- Your task:
Copy out the rows below unchanged, starting at the line that contains "Give bounding boxes" and ending after the line that contains "submenu-premium-per-user[interactable]: Premium per".

(Bounding box entries)
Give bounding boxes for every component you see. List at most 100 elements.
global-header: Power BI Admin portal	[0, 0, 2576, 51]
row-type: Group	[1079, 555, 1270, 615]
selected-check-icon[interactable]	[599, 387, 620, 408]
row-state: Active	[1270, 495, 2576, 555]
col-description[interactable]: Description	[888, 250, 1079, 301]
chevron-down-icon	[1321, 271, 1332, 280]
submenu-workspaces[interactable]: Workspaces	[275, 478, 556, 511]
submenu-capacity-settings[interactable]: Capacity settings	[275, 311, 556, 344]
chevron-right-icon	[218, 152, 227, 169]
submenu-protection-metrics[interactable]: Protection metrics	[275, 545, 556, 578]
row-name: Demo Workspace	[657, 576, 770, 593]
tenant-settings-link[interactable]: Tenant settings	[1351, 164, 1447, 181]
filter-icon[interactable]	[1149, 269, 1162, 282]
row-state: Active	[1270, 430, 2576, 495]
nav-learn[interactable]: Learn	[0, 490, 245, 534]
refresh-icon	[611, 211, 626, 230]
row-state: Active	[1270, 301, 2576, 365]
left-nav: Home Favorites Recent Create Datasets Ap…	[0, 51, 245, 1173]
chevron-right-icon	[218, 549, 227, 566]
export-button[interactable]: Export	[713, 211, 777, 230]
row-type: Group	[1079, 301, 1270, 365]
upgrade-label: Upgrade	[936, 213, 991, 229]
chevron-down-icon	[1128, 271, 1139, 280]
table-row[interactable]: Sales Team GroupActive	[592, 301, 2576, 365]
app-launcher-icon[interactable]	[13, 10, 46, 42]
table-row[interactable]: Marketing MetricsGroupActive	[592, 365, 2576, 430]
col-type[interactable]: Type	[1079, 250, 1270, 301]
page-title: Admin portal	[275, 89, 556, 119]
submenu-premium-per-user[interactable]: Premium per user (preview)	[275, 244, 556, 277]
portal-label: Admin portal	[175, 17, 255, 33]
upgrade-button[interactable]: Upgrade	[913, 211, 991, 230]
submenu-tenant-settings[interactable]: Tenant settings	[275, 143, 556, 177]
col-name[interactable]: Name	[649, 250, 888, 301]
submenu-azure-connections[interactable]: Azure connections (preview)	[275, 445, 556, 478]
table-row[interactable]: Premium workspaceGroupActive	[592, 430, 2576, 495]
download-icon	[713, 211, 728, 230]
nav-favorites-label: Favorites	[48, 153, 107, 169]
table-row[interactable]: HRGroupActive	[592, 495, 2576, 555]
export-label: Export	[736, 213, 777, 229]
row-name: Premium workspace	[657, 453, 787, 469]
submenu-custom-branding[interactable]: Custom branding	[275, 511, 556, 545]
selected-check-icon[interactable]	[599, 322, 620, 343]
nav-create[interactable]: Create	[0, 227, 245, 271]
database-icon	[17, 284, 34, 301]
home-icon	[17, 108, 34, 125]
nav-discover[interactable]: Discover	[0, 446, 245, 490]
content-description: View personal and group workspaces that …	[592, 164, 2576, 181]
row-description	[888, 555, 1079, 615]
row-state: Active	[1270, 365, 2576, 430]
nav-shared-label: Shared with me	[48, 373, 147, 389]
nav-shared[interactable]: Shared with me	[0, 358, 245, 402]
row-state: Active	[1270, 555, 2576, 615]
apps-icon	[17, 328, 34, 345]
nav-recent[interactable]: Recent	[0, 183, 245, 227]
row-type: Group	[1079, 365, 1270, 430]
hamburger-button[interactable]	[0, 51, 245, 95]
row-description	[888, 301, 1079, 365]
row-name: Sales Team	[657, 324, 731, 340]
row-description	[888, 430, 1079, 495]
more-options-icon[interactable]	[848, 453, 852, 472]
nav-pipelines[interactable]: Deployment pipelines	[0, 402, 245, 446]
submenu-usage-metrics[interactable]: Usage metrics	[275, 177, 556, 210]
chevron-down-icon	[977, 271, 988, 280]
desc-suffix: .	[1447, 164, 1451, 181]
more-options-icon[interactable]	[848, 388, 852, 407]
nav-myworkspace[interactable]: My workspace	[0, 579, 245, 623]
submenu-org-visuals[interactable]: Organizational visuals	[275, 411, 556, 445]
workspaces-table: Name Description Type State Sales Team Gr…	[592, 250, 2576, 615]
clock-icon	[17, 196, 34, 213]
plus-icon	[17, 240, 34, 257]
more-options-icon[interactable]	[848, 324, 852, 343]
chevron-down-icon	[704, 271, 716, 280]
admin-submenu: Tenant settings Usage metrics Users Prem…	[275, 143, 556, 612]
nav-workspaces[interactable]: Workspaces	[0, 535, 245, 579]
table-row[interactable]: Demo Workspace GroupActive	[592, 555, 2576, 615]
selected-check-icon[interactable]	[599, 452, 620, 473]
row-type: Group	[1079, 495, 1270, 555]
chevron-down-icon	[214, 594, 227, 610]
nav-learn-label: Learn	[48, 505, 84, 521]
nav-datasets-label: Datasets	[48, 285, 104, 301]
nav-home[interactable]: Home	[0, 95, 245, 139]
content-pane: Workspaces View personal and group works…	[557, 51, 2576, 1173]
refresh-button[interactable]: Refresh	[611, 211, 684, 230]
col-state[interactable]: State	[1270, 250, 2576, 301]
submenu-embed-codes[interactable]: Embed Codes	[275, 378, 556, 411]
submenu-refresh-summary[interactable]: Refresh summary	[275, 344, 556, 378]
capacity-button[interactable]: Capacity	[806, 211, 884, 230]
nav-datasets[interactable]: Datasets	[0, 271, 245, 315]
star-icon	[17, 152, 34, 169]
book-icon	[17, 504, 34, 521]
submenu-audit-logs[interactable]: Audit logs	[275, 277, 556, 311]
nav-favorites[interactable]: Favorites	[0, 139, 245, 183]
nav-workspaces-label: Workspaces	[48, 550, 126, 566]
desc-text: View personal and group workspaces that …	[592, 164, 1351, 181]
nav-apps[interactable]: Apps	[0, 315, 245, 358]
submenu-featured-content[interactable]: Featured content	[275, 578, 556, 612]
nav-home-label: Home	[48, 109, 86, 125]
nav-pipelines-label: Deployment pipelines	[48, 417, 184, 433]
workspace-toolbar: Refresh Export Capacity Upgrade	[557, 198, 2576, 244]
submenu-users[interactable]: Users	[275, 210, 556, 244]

---

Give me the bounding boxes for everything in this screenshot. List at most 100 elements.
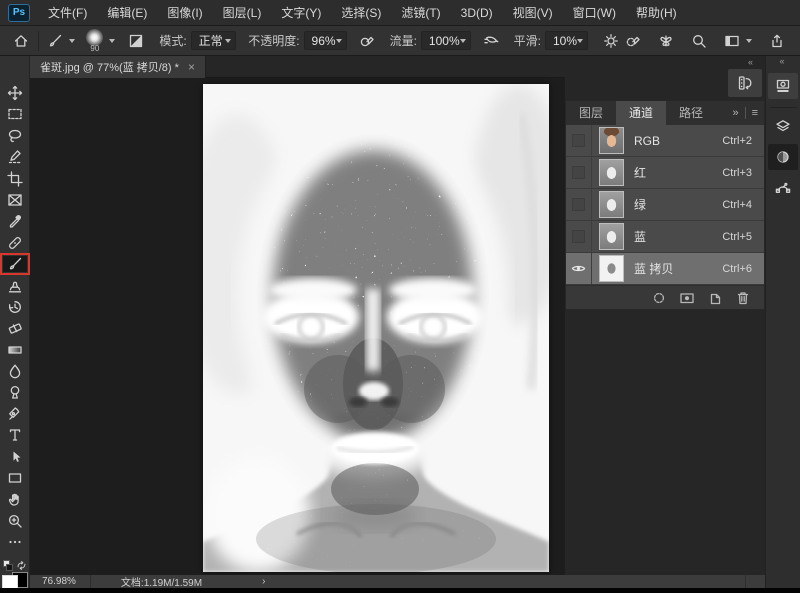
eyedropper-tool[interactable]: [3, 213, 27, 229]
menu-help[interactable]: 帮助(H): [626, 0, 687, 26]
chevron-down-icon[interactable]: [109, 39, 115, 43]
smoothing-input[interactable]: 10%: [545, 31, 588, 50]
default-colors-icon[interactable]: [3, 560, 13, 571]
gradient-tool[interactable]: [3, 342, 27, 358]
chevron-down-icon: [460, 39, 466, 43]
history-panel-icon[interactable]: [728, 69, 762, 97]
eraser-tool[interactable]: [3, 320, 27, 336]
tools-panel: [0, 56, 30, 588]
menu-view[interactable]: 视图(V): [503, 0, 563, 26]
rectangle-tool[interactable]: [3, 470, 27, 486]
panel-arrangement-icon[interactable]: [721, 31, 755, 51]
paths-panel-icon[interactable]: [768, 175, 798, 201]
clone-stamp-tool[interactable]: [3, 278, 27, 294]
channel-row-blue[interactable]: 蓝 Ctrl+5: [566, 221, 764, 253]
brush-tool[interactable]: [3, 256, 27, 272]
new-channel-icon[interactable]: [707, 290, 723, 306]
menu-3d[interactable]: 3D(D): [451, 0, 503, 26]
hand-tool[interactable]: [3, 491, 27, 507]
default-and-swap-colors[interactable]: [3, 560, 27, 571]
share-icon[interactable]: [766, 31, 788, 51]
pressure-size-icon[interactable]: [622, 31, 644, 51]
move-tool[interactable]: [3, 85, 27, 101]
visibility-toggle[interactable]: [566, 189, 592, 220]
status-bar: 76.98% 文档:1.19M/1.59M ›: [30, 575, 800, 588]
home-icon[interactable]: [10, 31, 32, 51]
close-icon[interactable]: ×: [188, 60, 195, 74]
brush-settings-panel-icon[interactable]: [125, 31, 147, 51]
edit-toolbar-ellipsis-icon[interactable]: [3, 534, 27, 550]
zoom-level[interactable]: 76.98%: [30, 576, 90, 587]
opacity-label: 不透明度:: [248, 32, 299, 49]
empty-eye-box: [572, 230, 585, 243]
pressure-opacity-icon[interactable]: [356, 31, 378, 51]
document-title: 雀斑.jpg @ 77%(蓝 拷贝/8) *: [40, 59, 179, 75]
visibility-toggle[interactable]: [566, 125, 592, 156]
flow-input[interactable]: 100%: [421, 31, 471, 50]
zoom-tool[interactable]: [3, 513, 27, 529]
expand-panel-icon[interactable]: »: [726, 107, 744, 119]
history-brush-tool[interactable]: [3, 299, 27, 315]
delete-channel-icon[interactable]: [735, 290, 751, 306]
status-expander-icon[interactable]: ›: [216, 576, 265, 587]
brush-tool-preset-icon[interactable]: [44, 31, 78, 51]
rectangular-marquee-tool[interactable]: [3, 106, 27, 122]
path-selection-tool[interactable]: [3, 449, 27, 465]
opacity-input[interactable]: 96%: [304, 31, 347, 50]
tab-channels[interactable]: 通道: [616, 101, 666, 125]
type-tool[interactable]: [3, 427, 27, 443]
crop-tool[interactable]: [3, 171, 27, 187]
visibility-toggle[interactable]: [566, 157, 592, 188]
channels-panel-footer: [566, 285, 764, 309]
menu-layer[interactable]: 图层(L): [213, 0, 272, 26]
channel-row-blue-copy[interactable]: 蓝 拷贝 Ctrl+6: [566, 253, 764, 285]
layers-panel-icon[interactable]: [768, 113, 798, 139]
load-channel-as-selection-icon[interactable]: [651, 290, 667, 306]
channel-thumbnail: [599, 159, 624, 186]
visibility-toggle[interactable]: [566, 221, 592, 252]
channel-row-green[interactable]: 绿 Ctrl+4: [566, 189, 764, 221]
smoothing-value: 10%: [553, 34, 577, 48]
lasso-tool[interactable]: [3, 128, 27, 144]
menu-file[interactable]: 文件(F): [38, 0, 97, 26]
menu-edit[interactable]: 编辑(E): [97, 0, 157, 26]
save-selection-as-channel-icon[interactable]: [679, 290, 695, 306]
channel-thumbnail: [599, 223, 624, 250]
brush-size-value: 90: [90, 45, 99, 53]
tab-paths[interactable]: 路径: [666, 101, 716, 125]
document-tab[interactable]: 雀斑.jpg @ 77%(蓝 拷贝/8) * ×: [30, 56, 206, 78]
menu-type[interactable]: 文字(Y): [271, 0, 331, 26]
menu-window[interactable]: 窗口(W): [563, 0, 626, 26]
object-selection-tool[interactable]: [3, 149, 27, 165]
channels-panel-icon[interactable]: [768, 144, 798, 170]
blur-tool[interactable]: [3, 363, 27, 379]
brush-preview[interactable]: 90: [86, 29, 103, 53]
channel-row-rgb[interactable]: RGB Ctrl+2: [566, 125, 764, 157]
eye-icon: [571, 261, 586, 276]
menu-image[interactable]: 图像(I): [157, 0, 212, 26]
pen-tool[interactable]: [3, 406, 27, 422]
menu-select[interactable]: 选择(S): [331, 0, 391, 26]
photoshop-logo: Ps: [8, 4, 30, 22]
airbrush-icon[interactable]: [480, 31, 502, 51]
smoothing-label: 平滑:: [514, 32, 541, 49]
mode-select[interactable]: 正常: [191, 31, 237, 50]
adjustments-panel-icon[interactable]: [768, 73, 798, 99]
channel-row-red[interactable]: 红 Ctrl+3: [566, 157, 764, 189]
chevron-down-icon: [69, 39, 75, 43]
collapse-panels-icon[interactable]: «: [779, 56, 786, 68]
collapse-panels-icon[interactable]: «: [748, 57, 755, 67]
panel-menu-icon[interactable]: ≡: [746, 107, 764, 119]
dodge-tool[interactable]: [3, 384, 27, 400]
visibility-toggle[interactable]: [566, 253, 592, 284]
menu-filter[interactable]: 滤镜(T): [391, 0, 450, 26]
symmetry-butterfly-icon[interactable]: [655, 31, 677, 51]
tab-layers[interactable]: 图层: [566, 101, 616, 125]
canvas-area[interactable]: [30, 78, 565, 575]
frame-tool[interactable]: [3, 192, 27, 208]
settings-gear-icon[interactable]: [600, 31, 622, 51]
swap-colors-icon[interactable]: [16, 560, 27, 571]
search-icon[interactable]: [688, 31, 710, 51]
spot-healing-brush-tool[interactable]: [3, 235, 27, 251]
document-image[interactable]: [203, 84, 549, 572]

- Result of this exercise:
Give bounding boxes for every component you see. List at most 100 elements.
global-header: Power BI Admin portal	[0, 0, 2576, 51]
row-type: Group	[1079, 555, 1270, 615]
selected-check-icon[interactable]	[599, 387, 620, 408]
row-state: Active	[1270, 495, 2576, 555]
col-description[interactable]: Description	[888, 250, 1079, 301]
chevron-down-icon	[1321, 271, 1332, 280]
submenu-workspaces[interactable]: Workspaces	[275, 478, 556, 511]
submenu-capacity-settings[interactable]: Capacity settings	[275, 311, 556, 344]
chevron-right-icon	[218, 152, 227, 169]
submenu-protection-metrics[interactable]: Protection metrics	[275, 545, 556, 578]
row-name: Demo Workspace	[657, 576, 770, 593]
tenant-settings-link[interactable]: Tenant settings	[1351, 164, 1447, 181]
filter-icon[interactable]	[1149, 269, 1162, 282]
row-state: Active	[1270, 430, 2576, 495]
nav-learn[interactable]: Learn	[0, 490, 245, 534]
refresh-icon	[611, 211, 626, 230]
row-state: Active	[1270, 301, 2576, 365]
left-nav: Home Favorites Recent Create Datasets Ap…	[0, 51, 245, 1173]
chevron-right-icon	[218, 549, 227, 566]
export-button[interactable]: Export	[713, 211, 777, 230]
row-type: Group	[1079, 301, 1270, 365]
upgrade-label: Upgrade	[936, 213, 991, 229]
chevron-down-icon	[1128, 271, 1139, 280]
table-row[interactable]: Sales Team GroupActive	[592, 301, 2576, 365]
app-launcher-icon[interactable]	[13, 10, 46, 42]
table-row[interactable]: Marketing MetricsGroupActive	[592, 365, 2576, 430]
col-type[interactable]: Type	[1079, 250, 1270, 301]
page-title: Admin portal	[275, 89, 556, 119]
submenu-premium-per-user[interactable]: Premium per user (preview)	[275, 244, 556, 277]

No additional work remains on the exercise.